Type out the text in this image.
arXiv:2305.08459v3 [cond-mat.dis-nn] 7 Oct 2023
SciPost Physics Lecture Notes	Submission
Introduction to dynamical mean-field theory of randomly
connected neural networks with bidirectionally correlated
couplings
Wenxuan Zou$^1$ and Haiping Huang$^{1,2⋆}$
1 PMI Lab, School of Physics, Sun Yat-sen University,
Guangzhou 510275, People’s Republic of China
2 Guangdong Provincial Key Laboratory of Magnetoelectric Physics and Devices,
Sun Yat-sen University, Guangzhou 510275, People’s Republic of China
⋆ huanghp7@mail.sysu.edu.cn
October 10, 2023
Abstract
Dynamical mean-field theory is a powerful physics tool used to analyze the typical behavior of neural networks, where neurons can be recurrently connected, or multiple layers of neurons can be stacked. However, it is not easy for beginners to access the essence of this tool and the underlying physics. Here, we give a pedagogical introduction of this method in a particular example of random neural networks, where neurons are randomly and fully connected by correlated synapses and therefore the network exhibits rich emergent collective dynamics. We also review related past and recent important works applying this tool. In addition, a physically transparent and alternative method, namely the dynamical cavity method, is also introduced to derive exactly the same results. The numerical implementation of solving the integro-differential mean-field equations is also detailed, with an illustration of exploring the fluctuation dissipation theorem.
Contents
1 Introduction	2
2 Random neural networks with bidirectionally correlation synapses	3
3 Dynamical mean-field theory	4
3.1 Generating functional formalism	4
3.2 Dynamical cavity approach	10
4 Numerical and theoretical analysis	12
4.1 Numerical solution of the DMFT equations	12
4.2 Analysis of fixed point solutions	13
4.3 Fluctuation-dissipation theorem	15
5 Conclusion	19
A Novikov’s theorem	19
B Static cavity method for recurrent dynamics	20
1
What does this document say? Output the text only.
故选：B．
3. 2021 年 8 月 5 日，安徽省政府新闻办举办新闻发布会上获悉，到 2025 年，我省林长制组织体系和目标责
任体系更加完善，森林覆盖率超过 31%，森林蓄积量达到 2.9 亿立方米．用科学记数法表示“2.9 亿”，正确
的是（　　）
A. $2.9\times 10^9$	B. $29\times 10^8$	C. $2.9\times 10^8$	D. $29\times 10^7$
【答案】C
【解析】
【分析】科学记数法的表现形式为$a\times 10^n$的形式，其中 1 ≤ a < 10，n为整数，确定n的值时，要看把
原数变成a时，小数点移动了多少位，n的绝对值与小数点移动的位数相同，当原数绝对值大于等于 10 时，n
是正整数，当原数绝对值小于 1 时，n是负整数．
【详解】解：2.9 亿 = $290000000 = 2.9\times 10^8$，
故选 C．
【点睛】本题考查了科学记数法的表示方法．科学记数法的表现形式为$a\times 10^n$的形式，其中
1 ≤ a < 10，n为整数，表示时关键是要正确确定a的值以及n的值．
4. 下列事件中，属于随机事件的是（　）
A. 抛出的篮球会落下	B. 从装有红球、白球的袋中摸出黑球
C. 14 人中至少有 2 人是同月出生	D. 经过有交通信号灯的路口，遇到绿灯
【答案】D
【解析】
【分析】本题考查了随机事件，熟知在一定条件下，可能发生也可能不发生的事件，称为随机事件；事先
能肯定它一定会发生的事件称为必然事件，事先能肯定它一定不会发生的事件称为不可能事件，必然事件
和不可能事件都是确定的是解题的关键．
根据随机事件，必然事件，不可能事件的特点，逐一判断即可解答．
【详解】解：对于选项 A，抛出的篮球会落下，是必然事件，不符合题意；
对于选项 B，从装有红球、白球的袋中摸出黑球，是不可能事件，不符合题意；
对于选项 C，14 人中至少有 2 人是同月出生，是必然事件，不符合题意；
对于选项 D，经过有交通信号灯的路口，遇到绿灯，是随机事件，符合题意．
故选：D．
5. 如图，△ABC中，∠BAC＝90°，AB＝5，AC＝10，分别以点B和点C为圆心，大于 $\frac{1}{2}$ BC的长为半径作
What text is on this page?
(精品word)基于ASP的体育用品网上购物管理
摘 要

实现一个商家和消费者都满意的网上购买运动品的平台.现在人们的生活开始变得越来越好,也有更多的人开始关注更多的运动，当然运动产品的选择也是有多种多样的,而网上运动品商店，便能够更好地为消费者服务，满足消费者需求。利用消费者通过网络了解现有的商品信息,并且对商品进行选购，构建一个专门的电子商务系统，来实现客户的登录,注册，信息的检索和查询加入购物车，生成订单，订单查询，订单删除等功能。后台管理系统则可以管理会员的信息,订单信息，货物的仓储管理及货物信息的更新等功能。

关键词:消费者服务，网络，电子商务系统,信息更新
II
==========
GIVEN TASK
Review the preceding data and report every line that includes the string "times".

WRITTEN ANSWER
A. $2.9\times 10^9$	B. $29\times 10^8$	C. $2.9\times 10^8$	D. $29\times 10^7$
【分析】科学记数法的表现形式为$a\times 10^n$的形式，其中 1 ≤ a < 10，n为整数，确定n的值时，要看把
【详解】解：2.9 亿 = $290000000 = 2.9\times 10^8$，
【点睛】本题考查了科学记数法的表示方法．科学记数法的表现形式为$a\times 10^n$的形式，其中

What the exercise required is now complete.